_WRITTEN PROBLEM_
In the listing below, find every line with the string "subtitle" and pull it out.

[Figure contents as structured data]
===
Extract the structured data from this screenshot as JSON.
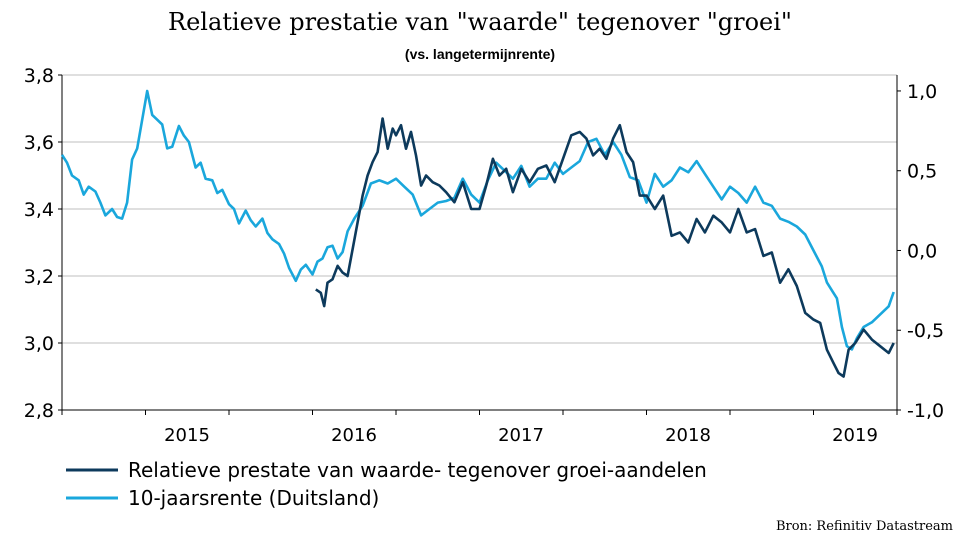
{
  "chart_data": {
    "type": "line",
    "title": "Relatieve prestatie van \"waarde\" tegenover \"groei\"",
    "subtitle": "(vs. langetermijnrente)",
    "source": "Bron: Refinitiv Datastream",
    "x_tick_labels": [
      "2015",
      "2016",
      "2017",
      "2018",
      "2019"
    ],
    "xlim": [
      2014.5,
      2019.5
    ],
    "y_left": {
      "ylim": [
        2.8,
        3.8
      ],
      "ticks": [
        "2,8",
        "3,0",
        "3,2",
        "3,4",
        "3,6",
        "3,8"
      ],
      "tick_values": [
        2.8,
        3.0,
        3.2,
        3.4,
        3.6,
        3.8
      ]
    },
    "y_right": {
      "ylim": [
        -1.0,
        1.1
      ],
      "ticks": [
        "-1,0",
        "-0,5",
        "0,0",
        "0,5",
        "1,0"
      ],
      "tick_values": [
        -1.0,
        -0.5,
        0.0,
        0.5,
        1.0
      ]
    },
    "grid": "horizontal",
    "legend": "bottom-left",
    "colors": {
      "value_vs_growth": "#0d3a5c",
      "bund_10y": "#1aa7dc",
      "grid": "#bfbfbf"
    },
    "series": [
      {
        "name": "Relatieve prestate van waarde- tegenover groei-aandelen",
        "axis": "left",
        "x": [
          2016.02,
          2016.05,
          2016.07,
          2016.09,
          2016.12,
          2016.15,
          2016.18,
          2016.21,
          2016.24,
          2016.27,
          2016.3,
          2016.33,
          2016.36,
          2016.39,
          2016.42,
          2016.45,
          2016.48,
          2016.5,
          2016.53,
          2016.56,
          2016.59,
          2016.62,
          2016.65,
          2016.68,
          2016.72,
          2016.76,
          2016.8,
          2016.85,
          2016.9,
          2016.95,
          2017.0,
          2017.04,
          2017.08,
          2017.12,
          2017.16,
          2017.2,
          2017.25,
          2017.3,
          2017.35,
          2017.4,
          2017.45,
          2017.5,
          2017.55,
          2017.6,
          2017.64,
          2017.68,
          2017.72,
          2017.76,
          2017.8,
          2017.84,
          2017.88,
          2017.92,
          2017.96,
          2018.0,
          2018.05,
          2018.1,
          2018.15,
          2018.2,
          2018.25,
          2018.3,
          2018.35,
          2018.4,
          2018.45,
          2018.5,
          2018.55,
          2018.6,
          2018.65,
          2018.7,
          2018.75,
          2018.8,
          2018.85,
          2018.9,
          2018.95,
          2019.0,
          2019.04,
          2019.08,
          2019.12,
          2019.15,
          2019.18,
          2019.21,
          2019.25,
          2019.3,
          2019.35,
          2019.4,
          2019.45,
          2019.48
        ],
        "values": [
          3.16,
          3.15,
          3.11,
          3.18,
          3.19,
          3.23,
          3.21,
          3.2,
          3.28,
          3.36,
          3.44,
          3.5,
          3.54,
          3.57,
          3.67,
          3.58,
          3.64,
          3.62,
          3.65,
          3.58,
          3.63,
          3.56,
          3.47,
          3.5,
          3.48,
          3.47,
          3.45,
          3.42,
          3.48,
          3.4,
          3.4,
          3.47,
          3.55,
          3.5,
          3.52,
          3.45,
          3.52,
          3.48,
          3.52,
          3.53,
          3.48,
          3.55,
          3.62,
          3.63,
          3.61,
          3.56,
          3.58,
          3.55,
          3.61,
          3.65,
          3.57,
          3.54,
          3.44,
          3.44,
          3.4,
          3.44,
          3.32,
          3.33,
          3.3,
          3.37,
          3.33,
          3.38,
          3.36,
          3.33,
          3.4,
          3.33,
          3.34,
          3.26,
          3.27,
          3.18,
          3.22,
          3.17,
          3.09,
          3.07,
          3.06,
          2.98,
          2.94,
          2.91,
          2.9,
          2.98,
          3.0,
          3.04,
          3.01,
          2.99,
          2.97,
          3.0
        ]
      },
      {
        "name": "10-jaarsrente (Duitsland)",
        "axis": "right",
        "x": [
          2014.5,
          2014.53,
          2014.56,
          2014.6,
          2014.63,
          2014.66,
          2014.7,
          2014.73,
          2014.76,
          2014.8,
          2014.83,
          2014.86,
          2014.89,
          2014.92,
          2014.95,
          2014.98,
          2015.01,
          2015.04,
          2015.07,
          2015.1,
          2015.13,
          2015.16,
          2015.2,
          2015.23,
          2015.26,
          2015.3,
          2015.33,
          2015.36,
          2015.4,
          2015.43,
          2015.46,
          2015.5,
          2015.53,
          2015.56,
          2015.6,
          2015.63,
          2015.66,
          2015.7,
          2015.73,
          2015.76,
          2015.8,
          2015.83,
          2015.86,
          2015.9,
          2015.93,
          2015.96,
          2016.0,
          2016.03,
          2016.06,
          2016.09,
          2016.12,
          2016.15,
          2016.18,
          2016.21,
          2016.25,
          2016.3,
          2016.35,
          2016.4,
          2016.45,
          2016.5,
          2016.55,
          2016.6,
          2016.65,
          2016.7,
          2016.75,
          2016.8,
          2016.85,
          2016.9,
          2016.95,
          2017.0,
          2017.05,
          2017.1,
          2017.15,
          2017.2,
          2017.25,
          2017.3,
          2017.35,
          2017.4,
          2017.45,
          2017.5,
          2017.55,
          2017.6,
          2017.65,
          2017.7,
          2017.75,
          2017.8,
          2017.85,
          2017.9,
          2017.95,
          2018.0,
          2018.05,
          2018.1,
          2018.15,
          2018.2,
          2018.25,
          2018.3,
          2018.35,
          2018.4,
          2018.45,
          2018.5,
          2018.55,
          2018.6,
          2018.65,
          2018.7,
          2018.75,
          2018.8,
          2018.85,
          2018.9,
          2018.95,
          2019.0,
          2019.05,
          2019.08,
          2019.11,
          2019.14,
          2019.17,
          2019.2,
          2019.23,
          2019.26,
          2019.3,
          2019.35,
          2019.4,
          2019.45,
          2019.48
        ],
        "values": [
          0.6,
          0.55,
          0.47,
          0.44,
          0.35,
          0.4,
          0.37,
          0.3,
          0.22,
          0.26,
          0.21,
          0.2,
          0.3,
          0.57,
          0.64,
          0.82,
          1.0,
          0.85,
          0.82,
          0.79,
          0.64,
          0.65,
          0.78,
          0.72,
          0.68,
          0.52,
          0.55,
          0.45,
          0.44,
          0.36,
          0.38,
          0.29,
          0.26,
          0.17,
          0.25,
          0.19,
          0.15,
          0.2,
          0.11,
          0.07,
          0.04,
          -0.02,
          -0.11,
          -0.19,
          -0.12,
          -0.09,
          -0.15,
          -0.07,
          -0.05,
          0.02,
          0.03,
          -0.05,
          -0.01,
          0.12,
          0.2,
          0.28,
          0.42,
          0.44,
          0.42,
          0.45,
          0.4,
          0.35,
          0.22,
          0.26,
          0.3,
          0.31,
          0.33,
          0.45,
          0.35,
          0.3,
          0.44,
          0.55,
          0.5,
          0.45,
          0.53,
          0.4,
          0.45,
          0.45,
          0.55,
          0.48,
          0.52,
          0.56,
          0.68,
          0.7,
          0.6,
          0.68,
          0.6,
          0.46,
          0.44,
          0.3,
          0.48,
          0.4,
          0.44,
          0.52,
          0.49,
          0.56,
          0.48,
          0.4,
          0.32,
          0.4,
          0.36,
          0.3,
          0.4,
          0.3,
          0.28,
          0.2,
          0.18,
          0.15,
          0.1,
          0.0,
          -0.1,
          -0.2,
          -0.25,
          -0.3,
          -0.48,
          -0.6,
          -0.62,
          -0.55,
          -0.48,
          -0.45,
          -0.4,
          -0.35,
          -0.26
        ]
      }
    ]
  }
}
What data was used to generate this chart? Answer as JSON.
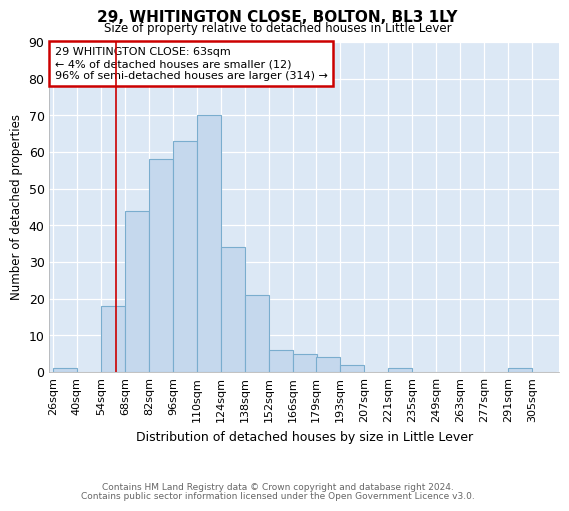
{
  "title": "29, WHITINGTON CLOSE, BOLTON, BL3 1LY",
  "subtitle": "Size of property relative to detached houses in Little Lever",
  "xlabel": "Distribution of detached houses by size in Little Lever",
  "ylabel": "Number of detached properties",
  "bar_labels": [
    "26sqm",
    "40sqm",
    "54sqm",
    "68sqm",
    "82sqm",
    "96sqm",
    "110sqm",
    "124sqm",
    "138sqm",
    "152sqm",
    "166sqm",
    "179sqm",
    "193sqm",
    "207sqm",
    "221sqm",
    "235sqm",
    "249sqm",
    "263sqm",
    "277sqm",
    "291sqm",
    "305sqm"
  ],
  "bar_values": [
    1,
    0,
    18,
    44,
    58,
    63,
    70,
    34,
    21,
    6,
    5,
    4,
    2,
    0,
    1,
    0,
    0,
    0,
    0,
    1,
    0
  ],
  "bin_edges": [
    26,
    40,
    54,
    68,
    82,
    96,
    110,
    124,
    138,
    152,
    166,
    179,
    193,
    207,
    221,
    235,
    249,
    263,
    277,
    291,
    305
  ],
  "bin_width": 14,
  "ylim": [
    0,
    90
  ],
  "yticks": [
    0,
    10,
    20,
    30,
    40,
    50,
    60,
    70,
    80,
    90
  ],
  "bar_color": "#c5d8ed",
  "bar_edge_color": "#7aadce",
  "vline_x": 63,
  "vline_color": "#cc0000",
  "annotation_text": "29 WHITINGTON CLOSE: 63sqm\n← 4% of detached houses are smaller (12)\n96% of semi-detached houses are larger (314) →",
  "annotation_box_color": "#ffffff",
  "annotation_box_edge": "#cc0000",
  "fig_bg_color": "#ffffff",
  "plot_bg_color": "#dce8f5",
  "grid_color": "#ffffff",
  "footer_line1": "Contains HM Land Registry data © Crown copyright and database right 2024.",
  "footer_line2": "Contains public sector information licensed under the Open Government Licence v3.0."
}
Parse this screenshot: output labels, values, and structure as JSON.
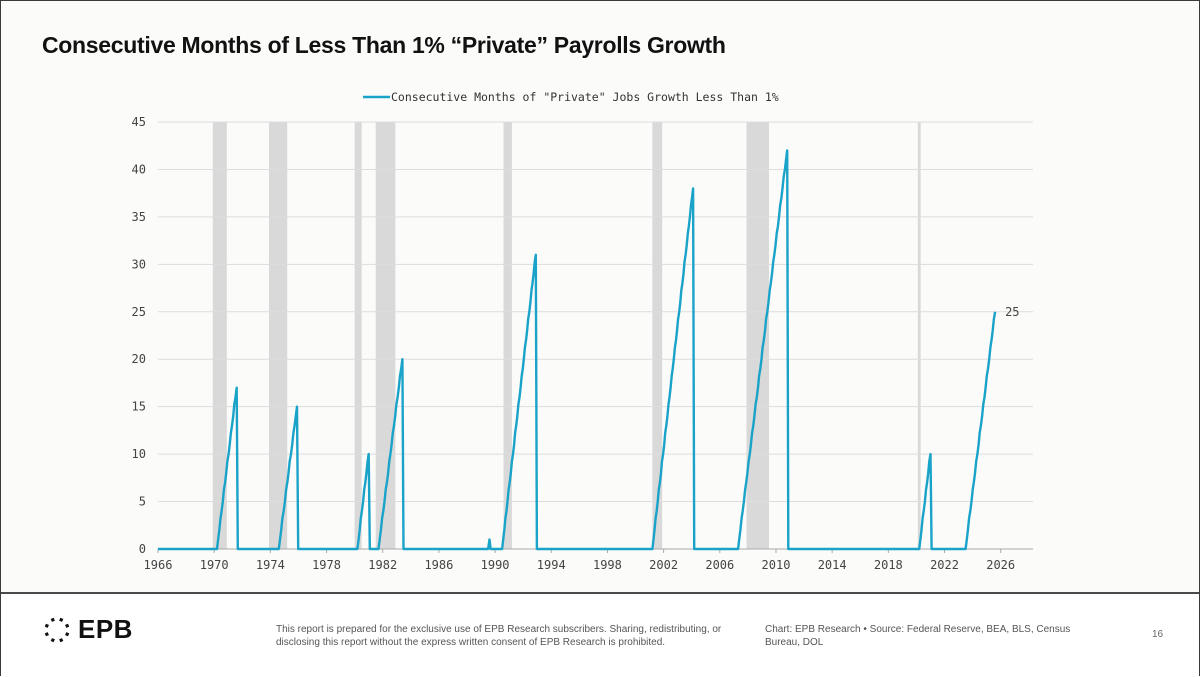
{
  "page": {
    "title": "Consecutive Months of Less Than 1% “Private” Payrolls Growth",
    "page_number": "16"
  },
  "footer": {
    "logo_text": "EPB",
    "disclaimer": "This report is prepared for the exclusive use of EPB Research subscribers. Sharing, redistributing, or disclosing this report without the express written consent of EPB Research is prohibited.",
    "source": "Chart: EPB Research • Source: Federal Reserve, BEA, BLS, Census Bureau, DOL"
  },
  "colors": {
    "series": "#1aa3c8",
    "recession": "#d9d9d9",
    "grid": "#dddddd",
    "axis_text": "#444444"
  },
  "chart_data": {
    "type": "line",
    "title": "Consecutive Months of Less Than 1% “Private” Payrolls Growth",
    "xlabel": "",
    "ylabel": "",
    "xlim": [
      1966,
      2028.3
    ],
    "ylim": [
      0,
      45
    ],
    "grid": true,
    "legend": {
      "position": "top-center",
      "entries": [
        "Consecutive Months of \"Private\" Jobs Growth Less Than 1%"
      ]
    },
    "x_ticks": [
      1966,
      1970,
      1974,
      1978,
      1982,
      1986,
      1990,
      1994,
      1998,
      2002,
      2006,
      2010,
      2014,
      2018,
      2022,
      2026
    ],
    "y_ticks": [
      0,
      5,
      10,
      15,
      20,
      25,
      30,
      35,
      40,
      45
    ],
    "recessions": [
      [
        1969.9,
        1970.9
      ],
      [
        1973.9,
        1975.2
      ],
      [
        1980.0,
        1980.5
      ],
      [
        1981.5,
        1982.9
      ],
      [
        1990.6,
        1991.2
      ],
      [
        2001.2,
        2001.9
      ],
      [
        2007.9,
        2009.5
      ],
      [
        2020.1,
        2020.3
      ]
    ],
    "series": [
      {
        "name": "Consecutive Months of \"Private\" Jobs Growth Less Than 1%",
        "episodes": [
          {
            "start": 1970.2,
            "peak_x": 1971.6,
            "peak": 17
          },
          {
            "start": 1974.6,
            "peak_x": 1975.9,
            "peak": 15
          },
          {
            "start": 1980.2,
            "peak_x": 1981.0,
            "peak": 10
          },
          {
            "start": 1981.7,
            "peak_x": 1983.4,
            "peak": 20
          },
          {
            "start": 1989.5,
            "peak_x": 1989.6,
            "peak": 1
          },
          {
            "start": 1990.5,
            "peak_x": 1992.9,
            "peak": 31
          },
          {
            "start": 2001.2,
            "peak_x": 2004.1,
            "peak": 38
          },
          {
            "start": 2007.3,
            "peak_x": 2010.8,
            "peak": 42
          },
          {
            "start": 2020.2,
            "peak_x": 2021.0,
            "peak": 10
          },
          {
            "start": 2023.5,
            "peak_x": 2025.6,
            "peak": 25,
            "ongoing": true
          }
        ],
        "x_start": 1966,
        "last_value_label": "25"
      }
    ]
  }
}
===
_EXERCISE SOLUTION_
    "subtitle": "(vs. langetermijnrente)",
  "subtitle": "Size of property relative to detached houses in Little Lever",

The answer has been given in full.